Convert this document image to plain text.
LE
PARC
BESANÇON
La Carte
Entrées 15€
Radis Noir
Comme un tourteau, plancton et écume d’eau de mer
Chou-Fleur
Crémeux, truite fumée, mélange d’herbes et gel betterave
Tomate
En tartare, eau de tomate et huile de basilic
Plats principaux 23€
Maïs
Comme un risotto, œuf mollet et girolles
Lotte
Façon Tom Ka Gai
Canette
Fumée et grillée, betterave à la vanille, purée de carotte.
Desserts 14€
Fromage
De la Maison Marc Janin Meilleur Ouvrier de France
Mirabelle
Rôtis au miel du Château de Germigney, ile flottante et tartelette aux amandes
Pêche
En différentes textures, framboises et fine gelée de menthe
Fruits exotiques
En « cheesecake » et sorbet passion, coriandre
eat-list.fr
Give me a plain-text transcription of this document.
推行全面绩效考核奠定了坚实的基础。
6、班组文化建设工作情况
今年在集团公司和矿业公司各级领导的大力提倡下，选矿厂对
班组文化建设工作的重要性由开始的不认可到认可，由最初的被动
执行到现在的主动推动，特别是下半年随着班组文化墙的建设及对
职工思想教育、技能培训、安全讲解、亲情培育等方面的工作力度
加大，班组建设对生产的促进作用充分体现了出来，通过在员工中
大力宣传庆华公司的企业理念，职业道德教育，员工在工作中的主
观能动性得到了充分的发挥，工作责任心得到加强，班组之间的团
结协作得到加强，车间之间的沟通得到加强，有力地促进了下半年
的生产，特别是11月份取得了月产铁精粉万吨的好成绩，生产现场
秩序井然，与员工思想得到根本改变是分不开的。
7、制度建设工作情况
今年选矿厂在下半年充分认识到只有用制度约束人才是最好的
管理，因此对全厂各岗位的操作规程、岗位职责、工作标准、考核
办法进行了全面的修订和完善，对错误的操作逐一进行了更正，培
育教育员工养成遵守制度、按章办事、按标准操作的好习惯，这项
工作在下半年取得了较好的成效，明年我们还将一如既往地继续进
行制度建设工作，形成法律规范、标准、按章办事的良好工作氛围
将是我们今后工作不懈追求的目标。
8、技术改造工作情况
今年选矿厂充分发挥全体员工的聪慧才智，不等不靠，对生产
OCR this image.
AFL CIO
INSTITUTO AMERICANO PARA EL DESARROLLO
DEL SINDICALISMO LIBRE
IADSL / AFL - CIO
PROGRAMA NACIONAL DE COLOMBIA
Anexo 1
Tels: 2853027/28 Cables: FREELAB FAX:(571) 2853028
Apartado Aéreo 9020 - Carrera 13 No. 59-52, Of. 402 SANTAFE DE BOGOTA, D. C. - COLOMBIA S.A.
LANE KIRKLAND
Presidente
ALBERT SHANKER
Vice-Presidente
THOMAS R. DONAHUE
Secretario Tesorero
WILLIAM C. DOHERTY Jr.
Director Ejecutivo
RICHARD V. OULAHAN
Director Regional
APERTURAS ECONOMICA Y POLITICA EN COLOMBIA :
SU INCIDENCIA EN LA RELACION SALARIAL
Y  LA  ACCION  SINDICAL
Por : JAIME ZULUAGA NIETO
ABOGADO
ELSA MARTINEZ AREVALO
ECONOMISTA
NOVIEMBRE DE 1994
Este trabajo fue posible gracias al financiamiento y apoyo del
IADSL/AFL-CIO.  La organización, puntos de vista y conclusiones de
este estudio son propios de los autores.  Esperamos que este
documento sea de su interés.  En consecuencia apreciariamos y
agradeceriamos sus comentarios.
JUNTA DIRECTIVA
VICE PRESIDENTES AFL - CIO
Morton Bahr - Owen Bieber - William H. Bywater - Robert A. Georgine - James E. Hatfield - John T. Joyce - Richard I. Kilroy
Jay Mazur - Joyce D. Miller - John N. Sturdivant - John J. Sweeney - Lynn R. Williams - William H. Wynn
______
_Work to do_
Set down every record above exactly as given.

_The output_
Convert this document image to plain text.
LE
PARC
BESANÇON
La Carte
Entrées 15€
Radis Noir
Comme un tourteau, plancton et écume d’eau de mer
Chou-Fleur
Crémeux, truite fumée, mélange d’herbes et gel betterave
Tomate
En tartare, eau de tomate et huile de basilic
Plats principaux 23€
Maïs
Comme un risotto, œuf mollet et girolles
Lotte
Façon Tom Ka Gai
Canette
Fumée et grillée, betterave à la vanille, purée de carotte.
Desserts 14€
Fromage
De la Maison Marc Janin Meilleur Ouvrier de France
Mirabelle
Rôtis au miel du Château de Germigney, ile flottante et tartelette aux amandes
Pêche
En différentes textures, framboises et fine gelée de menthe
Fruits exotiques
En « cheesecake » et sorbet passion, coriandre
eat-list.fr
Give me a plain-text transcription of this document.
推行全面绩效考核奠定了坚实的基础。
6、班组文化建设工作情况
今年在集团公司和矿业公司各级领导的大力提倡下，选矿厂对
班组文化建设工作的重要性由开始的不认可到认可，由最初的被动
执行到现在的主动推动，特别是下半年随着班组文化墙的建设及对
职工思想教育、技能培训、安全讲解、亲情培育等方面的工作力度
加大，班组建设对生产的促进作用充分体现了出来，通过在员工中
大力宣传庆华公司的企业理念，职业道德教育，员工在工作中的主
观能动性得到了充分的发挥，工作责任心得到加强，班组之间的团
结协作得到加强，车间之间的沟通得到加强，有力地促进了下半年
的生产，特别是11月份取得了月产铁精粉万吨的好成绩，生产现场
秩序井然，与员工思想得到根本改变是分不开的。
7、制度建设工作情况
今年选矿厂在下半年充分认识到只有用制度约束人才是最好的
管理，因此对全厂各岗位的操作规程、岗位职责、工作标准、考核
办法进行了全面的修订和完善，对错误的操作逐一进行了更正，培
育教育员工养成遵守制度、按章办事、按标准操作的好习惯，这项
工作在下半年取得了较好的成效，明年我们还将一如既往地继续进
行制度建设工作，形成法律规范、标准、按章办事的良好工作氛围
将是我们今后工作不懈追求的目标。
8、技术改造工作情况
今年选矿厂充分发挥全体员工的聪慧才智，不等不靠，对生产
OCR this image.
AFL CIO
INSTITUTO AMERICANO PARA EL DESARROLLO
DEL SINDICALISMO LIBRE
IADSL / AFL - CIO
PROGRAMA NACIONAL DE COLOMBIA
Anexo 1
Tels: 2853027/28 Cables: FREELAB FAX:(571) 2853028
Apartado Aéreo 9020 - Carrera 13 No. 59-52, Of. 402 SANTAFE DE BOGOTA, D. C. - COLOMBIA S.A.
LANE KIRKLAND
Presidente
ALBERT SHANKER
Vice-Presidente
THOMAS R. DONAHUE
Secretario Tesorero
WILLIAM C. DOHERTY Jr.
Director Ejecutivo
RICHARD V. OULAHAN
Director Regional
APERTURAS ECONOMICA Y POLITICA EN COLOMBIA :
SU INCIDENCIA EN LA RELACION SALARIAL
Y  LA  ACCION  SINDICAL
Por : JAIME ZULUAGA NIETO
ABOGADO
ELSA MARTINEZ AREVALO
ECONOMISTA
NOVIEMBRE DE 1994
Este trabajo fue posible gracias al financiamiento y apoyo del
IADSL/AFL-CIO.  La organización, puntos de vista y conclusiones de
este estudio son propios de los autores.  Esperamos que este
documento sea de su interés.  En consecuencia apreciariamos y
agradeceriamos sus comentarios.
JUNTA DIRECTIVA
VICE PRESIDENTES AFL - CIO
Morton Bahr - Owen Bieber - William H. Bywater - Robert A. Georgine - James E. Hatfield - John T. Joyce - Richard I. Kilroy
Jay Mazur - Joyce D. Miller - John N. Sturdivant - John J. Sweeney - Lynn R. Williams - William H. Wynn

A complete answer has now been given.